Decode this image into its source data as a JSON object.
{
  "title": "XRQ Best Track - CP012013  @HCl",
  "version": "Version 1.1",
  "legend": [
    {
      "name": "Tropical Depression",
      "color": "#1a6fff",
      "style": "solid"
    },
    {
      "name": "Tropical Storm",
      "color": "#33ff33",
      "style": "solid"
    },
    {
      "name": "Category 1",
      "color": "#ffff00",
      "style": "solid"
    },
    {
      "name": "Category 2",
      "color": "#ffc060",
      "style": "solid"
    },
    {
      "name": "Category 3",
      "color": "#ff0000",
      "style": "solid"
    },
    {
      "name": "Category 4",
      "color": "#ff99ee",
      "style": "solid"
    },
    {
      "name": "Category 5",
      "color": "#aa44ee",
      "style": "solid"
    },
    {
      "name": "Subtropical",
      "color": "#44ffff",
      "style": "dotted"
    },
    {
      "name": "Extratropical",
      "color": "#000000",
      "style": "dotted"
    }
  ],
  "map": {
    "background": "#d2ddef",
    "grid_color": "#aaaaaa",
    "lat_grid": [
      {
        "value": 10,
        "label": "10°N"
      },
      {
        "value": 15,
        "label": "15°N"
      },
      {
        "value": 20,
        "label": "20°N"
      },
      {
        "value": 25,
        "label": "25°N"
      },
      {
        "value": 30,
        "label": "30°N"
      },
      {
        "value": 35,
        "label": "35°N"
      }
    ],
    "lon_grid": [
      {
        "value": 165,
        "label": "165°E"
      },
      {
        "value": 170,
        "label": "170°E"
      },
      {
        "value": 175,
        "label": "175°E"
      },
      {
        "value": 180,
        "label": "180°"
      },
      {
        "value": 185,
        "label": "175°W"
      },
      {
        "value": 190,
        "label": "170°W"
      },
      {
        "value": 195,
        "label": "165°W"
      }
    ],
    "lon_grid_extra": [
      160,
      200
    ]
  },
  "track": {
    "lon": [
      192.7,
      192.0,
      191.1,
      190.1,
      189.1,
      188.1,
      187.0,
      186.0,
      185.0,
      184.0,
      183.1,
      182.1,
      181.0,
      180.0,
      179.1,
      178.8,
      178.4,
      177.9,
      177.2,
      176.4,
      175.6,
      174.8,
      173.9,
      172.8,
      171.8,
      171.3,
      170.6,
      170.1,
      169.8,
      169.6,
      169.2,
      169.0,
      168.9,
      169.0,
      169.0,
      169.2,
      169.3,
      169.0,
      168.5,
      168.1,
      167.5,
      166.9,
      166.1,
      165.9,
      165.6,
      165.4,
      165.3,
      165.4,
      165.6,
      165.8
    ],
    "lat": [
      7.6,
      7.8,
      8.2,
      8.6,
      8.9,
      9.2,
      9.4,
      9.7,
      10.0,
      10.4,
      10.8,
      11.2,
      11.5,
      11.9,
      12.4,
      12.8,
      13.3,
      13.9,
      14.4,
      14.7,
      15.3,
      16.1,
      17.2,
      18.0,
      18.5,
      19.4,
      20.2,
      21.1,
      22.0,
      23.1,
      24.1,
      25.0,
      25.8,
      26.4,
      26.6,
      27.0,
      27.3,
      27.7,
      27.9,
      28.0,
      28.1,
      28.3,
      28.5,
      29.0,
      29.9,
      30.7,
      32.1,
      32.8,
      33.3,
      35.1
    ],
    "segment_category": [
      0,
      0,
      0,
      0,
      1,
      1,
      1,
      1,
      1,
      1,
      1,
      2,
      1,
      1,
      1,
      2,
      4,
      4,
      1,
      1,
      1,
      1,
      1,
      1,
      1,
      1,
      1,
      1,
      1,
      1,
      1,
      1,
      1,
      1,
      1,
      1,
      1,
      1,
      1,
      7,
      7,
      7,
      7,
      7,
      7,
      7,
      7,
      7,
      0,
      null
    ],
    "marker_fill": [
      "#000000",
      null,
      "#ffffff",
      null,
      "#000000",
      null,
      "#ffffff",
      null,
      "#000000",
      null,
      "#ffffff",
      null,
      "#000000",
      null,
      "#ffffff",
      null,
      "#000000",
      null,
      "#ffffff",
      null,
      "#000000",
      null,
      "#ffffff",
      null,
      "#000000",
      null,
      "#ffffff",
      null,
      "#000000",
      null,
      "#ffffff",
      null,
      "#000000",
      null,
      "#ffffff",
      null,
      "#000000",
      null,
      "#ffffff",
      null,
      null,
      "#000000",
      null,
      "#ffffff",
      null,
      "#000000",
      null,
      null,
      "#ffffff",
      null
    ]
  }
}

● ● ● ● ● ● ●

## Do this
Print out every entry, keeping each one exact.

## The result
Decode this image into its source data as a JSON object.
{
  "title": "XRQ Best Track - CP012013  @HCl",
  "version": "Version 1.1",
  "legend": [
    {
      "name": "Tropical Depression",
      "color": "#1a6fff",
      "style": "solid"
    },
    {
      "name": "Tropical Storm",
      "color": "#33ff33",
      "style": "solid"
    },
    {
      "name": "Category 1",
      "color": "#ffff00",
      "style": "solid"
    },
    {
      "name": "Category 2",
      "color": "#ffc060",
      "style": "solid"
    },
    {
      "name": "Category 3",
      "color": "#ff0000",
      "style": "solid"
    },
    {
      "name": "Category 4",
      "color": "#ff99ee",
      "style": "solid"
    },
    {
      "name": "Category 5",
      "color": "#aa44ee",
      "style": "solid"
    },
    {
      "name": "Subtropical",
      "color": "#44ffff",
      "style": "dotted"
    },
    {
      "name": "Extratropical",
      "color": "#000000",
      "style": "dotted"
    }
  ],
  "map": {
    "background": "#d2ddef",
    "grid_color": "#aaaaaa",
    "lat_grid": [
      {
        "value": 10,
        "label": "10°N"
      },
      {
        "value": 15,
        "label": "15°N"
      },
      {
        "value": 20,
        "label": "20°N"
      },
      {
        "value": 25,
        "label": "25°N"
      },
      {
        "value": 30,
        "label": "30°N"
      },
      {
        "value": 35,
        "label": "35°N"
      }
    ],
    "lon_grid": [
      {
        "value": 165,
        "label": "165°E"
      },
      {
        "value": 170,
        "label": "170°E"
      },
      {
        "value": 175,
        "label": "175°E"
      },
      {
        "value": 180,
        "label": "180°"
      },
      {
        "value": 185,
        "label": "175°W"
      },
      {
        "value": 190,
        "label": "170°W"
      },
      {
        "value": 195,
        "label": "165°W"
      }
    ],
    "lon_grid_extra": [
      160,
      200
    ]
  },
  "track": {
    "lon": [
      192.7,
      192.0,
      191.1,
      190.1,
      189.1,
      188.1,
      187.0,
      186.0,
      185.0,
      184.0,
      183.1,
      182.1,
      181.0,
      180.0,
      179.1,
      178.8,
      178.4,
      177.9,
      177.2,
      176.4,
      175.6,
      174.8,
      173.9,
      172.8,
      171.8,
      171.3,
      170.6,
      170.1,
      169.8,
      169.6,
      169.2,
      169.0,
      168.9,
      169.0,
      169.0,
      169.2,
      169.3,
      169.0,
      168.5,
      168.1,
      167.5,
      166.9,
      166.1,
      165.9,
      165.6,
      165.4,
      165.3,
      165.4,
      165.6,
      165.8
    ],
    "lat": [
      7.6,
      7.8,
      8.2,
      8.6,
      8.9,
      9.2,
      9.4,
      9.7,
      10.0,
      10.4,
      10.8,
      11.2,
      11.5,
      11.9,
      12.4,
      12.8,
      13.3,
      13.9,
      14.4,
      14.7,
      15.3,
      16.1,
      17.2,
      18.0,
      18.5,
      19.4,
      20.2,
      21.1,
      22.0,
      23.1,
      24.1,
      25.0,
      25.8,
      26.4,
      26.6,
      27.0,
      27.3,
      27.7,
      27.9,
      28.0,
      28.1,
      28.3,
      28.5,
      29.0,
      29.9,
      30.7,
      32.1,
      32.8,
      33.3,
      35.1
    ],
    "segment_category": [
      0,
      0,
      0,
      0,
      1,
      1,
      1,
      1,
      1,
      1,
      1,
      2,
      1,
      1,
      1,
      2,
      4,
      4,
      1,
      1,
      1,
      1,
      1,
      1,
      1,
      1,
      1,
      1,
      1,
      1,
      1,
      1,
      1,
      1,
      1,
      1,
      1,
      1,
      1,
      7,
      7,
      7,
      7,
      7,
      7,
      7,
      7,
      7,
      0,
      null
    ],
    "marker_fill": [
      "#000000",
      null,
      "#ffffff",
      null,
      "#000000",
      null,
      "#ffffff",
      null,
      "#000000",
      null,
      "#ffffff",
      null,
      "#000000",
      null,
      "#ffffff",
      null,
      "#000000",
      null,
      "#ffffff",
      null,
      "#000000",
      null,
      "#ffffff",
      null,
      "#000000",
      null,
      "#ffffff",
      null,
      "#000000",
      null,
      "#ffffff",
      null,
      "#000000",
      null,
      "#ffffff",
      null,
      "#000000",
      null,
      "#ffffff",
      null,
      null,
      "#000000",
      null,
      "#ffffff",
      null,
      "#000000",
      null,
      null,
      "#ffffff",
      null
    ]
  }
}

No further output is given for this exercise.